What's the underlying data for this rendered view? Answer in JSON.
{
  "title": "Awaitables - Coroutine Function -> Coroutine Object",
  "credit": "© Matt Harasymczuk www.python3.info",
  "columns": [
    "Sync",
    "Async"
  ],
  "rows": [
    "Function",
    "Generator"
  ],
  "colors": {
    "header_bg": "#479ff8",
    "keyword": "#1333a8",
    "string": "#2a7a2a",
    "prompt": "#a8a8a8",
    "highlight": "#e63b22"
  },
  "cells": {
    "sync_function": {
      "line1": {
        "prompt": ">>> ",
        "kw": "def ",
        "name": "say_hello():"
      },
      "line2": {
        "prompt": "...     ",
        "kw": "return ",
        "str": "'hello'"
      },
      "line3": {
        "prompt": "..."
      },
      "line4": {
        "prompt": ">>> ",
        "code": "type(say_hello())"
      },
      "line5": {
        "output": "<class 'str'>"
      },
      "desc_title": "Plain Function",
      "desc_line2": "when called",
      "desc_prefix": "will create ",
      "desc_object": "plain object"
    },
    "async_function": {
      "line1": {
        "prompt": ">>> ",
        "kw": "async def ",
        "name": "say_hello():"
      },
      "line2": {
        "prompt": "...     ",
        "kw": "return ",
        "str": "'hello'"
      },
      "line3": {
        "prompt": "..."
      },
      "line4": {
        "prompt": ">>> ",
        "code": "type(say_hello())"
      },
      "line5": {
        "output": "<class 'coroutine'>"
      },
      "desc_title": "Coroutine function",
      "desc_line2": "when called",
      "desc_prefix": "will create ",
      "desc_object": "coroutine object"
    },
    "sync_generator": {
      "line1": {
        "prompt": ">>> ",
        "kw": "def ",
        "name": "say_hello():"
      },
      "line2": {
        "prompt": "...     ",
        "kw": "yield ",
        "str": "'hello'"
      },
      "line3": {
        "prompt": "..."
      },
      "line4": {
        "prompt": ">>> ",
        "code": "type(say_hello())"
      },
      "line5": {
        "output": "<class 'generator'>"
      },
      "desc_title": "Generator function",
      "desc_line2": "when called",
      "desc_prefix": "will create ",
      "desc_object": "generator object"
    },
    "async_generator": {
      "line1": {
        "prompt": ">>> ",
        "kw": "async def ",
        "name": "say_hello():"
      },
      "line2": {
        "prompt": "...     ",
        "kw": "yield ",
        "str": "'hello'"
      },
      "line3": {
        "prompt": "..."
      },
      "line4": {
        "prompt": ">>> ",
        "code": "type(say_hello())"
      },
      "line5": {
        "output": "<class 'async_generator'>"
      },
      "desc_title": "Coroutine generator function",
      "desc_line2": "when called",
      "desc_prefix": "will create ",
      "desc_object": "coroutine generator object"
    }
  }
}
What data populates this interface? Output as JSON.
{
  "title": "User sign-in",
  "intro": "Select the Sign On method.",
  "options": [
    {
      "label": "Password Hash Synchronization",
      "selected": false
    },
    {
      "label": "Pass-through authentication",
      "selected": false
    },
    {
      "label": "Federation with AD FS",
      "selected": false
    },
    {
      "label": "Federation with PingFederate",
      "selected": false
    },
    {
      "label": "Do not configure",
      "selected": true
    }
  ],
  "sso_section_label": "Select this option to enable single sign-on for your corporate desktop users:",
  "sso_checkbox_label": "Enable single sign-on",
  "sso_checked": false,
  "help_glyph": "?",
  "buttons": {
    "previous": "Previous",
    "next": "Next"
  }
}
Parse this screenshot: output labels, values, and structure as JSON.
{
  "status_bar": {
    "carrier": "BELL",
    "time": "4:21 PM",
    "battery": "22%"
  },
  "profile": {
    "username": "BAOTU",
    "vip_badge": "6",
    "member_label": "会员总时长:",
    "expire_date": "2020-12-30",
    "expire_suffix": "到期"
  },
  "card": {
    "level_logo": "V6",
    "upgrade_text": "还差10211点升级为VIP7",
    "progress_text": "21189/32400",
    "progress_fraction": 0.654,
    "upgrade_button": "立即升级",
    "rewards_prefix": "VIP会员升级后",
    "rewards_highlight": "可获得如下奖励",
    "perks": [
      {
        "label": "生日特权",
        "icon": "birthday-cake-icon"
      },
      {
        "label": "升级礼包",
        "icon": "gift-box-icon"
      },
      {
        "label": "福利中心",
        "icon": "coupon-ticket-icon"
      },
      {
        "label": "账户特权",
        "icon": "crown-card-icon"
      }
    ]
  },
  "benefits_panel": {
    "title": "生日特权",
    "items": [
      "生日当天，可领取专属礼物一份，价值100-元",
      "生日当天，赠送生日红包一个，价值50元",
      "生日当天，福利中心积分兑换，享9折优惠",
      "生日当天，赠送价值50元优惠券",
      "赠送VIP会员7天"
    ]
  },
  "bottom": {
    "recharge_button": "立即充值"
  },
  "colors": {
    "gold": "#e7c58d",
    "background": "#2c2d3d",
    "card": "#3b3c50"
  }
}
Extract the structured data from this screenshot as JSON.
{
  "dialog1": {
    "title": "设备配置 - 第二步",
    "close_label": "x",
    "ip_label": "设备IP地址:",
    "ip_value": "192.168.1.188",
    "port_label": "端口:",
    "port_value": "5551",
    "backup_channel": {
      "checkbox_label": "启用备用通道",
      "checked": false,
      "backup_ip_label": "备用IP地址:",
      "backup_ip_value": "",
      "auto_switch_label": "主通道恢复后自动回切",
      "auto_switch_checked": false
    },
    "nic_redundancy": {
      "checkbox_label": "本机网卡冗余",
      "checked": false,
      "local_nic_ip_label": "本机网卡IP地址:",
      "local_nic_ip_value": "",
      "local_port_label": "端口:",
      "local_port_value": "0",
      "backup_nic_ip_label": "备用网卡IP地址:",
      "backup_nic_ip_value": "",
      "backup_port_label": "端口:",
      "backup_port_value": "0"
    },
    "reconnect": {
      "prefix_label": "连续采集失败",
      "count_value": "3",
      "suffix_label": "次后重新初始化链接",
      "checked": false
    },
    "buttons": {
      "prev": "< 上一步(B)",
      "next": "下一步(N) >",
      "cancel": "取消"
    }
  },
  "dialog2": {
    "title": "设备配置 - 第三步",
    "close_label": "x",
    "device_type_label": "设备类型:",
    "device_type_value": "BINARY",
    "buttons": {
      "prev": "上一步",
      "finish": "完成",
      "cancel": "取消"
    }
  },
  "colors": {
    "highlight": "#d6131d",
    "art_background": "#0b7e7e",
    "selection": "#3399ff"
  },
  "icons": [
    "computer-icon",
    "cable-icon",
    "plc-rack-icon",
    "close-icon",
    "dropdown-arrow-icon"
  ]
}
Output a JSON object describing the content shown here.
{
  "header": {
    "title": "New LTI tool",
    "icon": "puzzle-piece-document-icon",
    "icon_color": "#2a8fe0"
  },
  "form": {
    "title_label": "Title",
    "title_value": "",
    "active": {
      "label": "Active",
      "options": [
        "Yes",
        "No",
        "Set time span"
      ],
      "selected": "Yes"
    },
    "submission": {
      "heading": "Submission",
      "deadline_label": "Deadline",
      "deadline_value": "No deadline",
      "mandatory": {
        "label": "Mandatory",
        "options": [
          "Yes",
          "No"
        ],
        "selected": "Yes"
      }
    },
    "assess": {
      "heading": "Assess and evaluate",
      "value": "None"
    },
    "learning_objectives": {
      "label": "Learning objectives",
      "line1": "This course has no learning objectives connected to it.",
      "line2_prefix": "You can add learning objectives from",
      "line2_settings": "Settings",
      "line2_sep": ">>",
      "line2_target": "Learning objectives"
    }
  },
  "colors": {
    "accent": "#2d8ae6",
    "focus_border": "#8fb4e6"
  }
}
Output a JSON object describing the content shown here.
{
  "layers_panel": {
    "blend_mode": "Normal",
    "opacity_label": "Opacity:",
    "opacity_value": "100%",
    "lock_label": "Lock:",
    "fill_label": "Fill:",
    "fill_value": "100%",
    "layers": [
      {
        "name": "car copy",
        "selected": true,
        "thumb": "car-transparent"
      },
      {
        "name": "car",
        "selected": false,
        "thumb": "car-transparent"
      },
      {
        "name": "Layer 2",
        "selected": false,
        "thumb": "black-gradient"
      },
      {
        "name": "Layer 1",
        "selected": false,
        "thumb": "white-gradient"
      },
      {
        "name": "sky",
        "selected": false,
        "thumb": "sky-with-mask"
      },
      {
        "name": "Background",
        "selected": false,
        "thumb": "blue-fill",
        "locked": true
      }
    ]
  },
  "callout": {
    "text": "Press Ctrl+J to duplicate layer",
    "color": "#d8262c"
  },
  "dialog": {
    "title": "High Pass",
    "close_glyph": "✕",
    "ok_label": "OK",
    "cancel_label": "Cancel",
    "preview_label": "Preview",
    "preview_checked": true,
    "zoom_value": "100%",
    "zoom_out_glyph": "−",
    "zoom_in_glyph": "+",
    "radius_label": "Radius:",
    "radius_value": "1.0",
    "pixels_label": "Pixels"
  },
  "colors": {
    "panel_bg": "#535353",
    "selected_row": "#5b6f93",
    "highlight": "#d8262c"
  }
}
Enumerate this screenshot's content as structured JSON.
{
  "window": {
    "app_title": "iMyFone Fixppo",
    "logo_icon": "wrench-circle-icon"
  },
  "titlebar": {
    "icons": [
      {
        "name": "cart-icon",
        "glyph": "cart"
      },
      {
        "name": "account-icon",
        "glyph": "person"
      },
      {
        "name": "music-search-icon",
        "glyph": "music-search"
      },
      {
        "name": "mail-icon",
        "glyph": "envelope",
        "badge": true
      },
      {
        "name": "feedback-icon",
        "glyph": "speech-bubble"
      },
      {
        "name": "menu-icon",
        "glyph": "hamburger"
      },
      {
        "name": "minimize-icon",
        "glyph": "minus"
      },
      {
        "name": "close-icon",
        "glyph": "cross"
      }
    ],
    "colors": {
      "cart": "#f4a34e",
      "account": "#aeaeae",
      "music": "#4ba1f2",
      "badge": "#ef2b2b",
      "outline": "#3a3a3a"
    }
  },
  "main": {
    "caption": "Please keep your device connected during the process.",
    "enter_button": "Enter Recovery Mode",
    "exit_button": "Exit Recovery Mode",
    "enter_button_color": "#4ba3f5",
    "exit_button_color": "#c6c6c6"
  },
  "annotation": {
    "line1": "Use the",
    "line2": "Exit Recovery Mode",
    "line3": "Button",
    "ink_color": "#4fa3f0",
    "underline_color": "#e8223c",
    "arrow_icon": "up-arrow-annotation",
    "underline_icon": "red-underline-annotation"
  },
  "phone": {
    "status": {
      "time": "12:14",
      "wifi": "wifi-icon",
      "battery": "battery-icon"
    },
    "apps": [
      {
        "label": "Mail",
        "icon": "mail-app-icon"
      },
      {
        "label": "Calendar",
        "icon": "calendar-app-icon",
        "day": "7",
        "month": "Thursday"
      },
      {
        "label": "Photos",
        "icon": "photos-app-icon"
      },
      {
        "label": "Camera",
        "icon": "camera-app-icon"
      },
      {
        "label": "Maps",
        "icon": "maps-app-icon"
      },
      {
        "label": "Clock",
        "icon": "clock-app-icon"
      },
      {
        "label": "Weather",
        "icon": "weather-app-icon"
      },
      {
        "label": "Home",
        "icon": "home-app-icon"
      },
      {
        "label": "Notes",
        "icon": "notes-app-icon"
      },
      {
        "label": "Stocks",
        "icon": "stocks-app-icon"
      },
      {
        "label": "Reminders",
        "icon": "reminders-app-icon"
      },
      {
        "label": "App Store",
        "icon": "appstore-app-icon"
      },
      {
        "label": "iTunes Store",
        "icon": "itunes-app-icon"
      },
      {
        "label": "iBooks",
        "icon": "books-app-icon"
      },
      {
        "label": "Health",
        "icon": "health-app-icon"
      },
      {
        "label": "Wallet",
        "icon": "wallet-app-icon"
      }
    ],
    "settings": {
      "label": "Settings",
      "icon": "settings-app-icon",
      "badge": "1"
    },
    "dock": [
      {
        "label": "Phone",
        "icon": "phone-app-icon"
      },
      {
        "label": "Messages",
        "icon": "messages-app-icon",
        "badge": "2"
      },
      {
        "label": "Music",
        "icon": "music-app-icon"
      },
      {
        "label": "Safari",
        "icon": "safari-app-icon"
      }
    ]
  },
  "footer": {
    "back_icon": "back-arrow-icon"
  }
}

========================================================================

■ PROMPT
Tell how many lines in the material contain the word "gradient". Only the number is wanted.

■ EXPECTED OUTPUT
2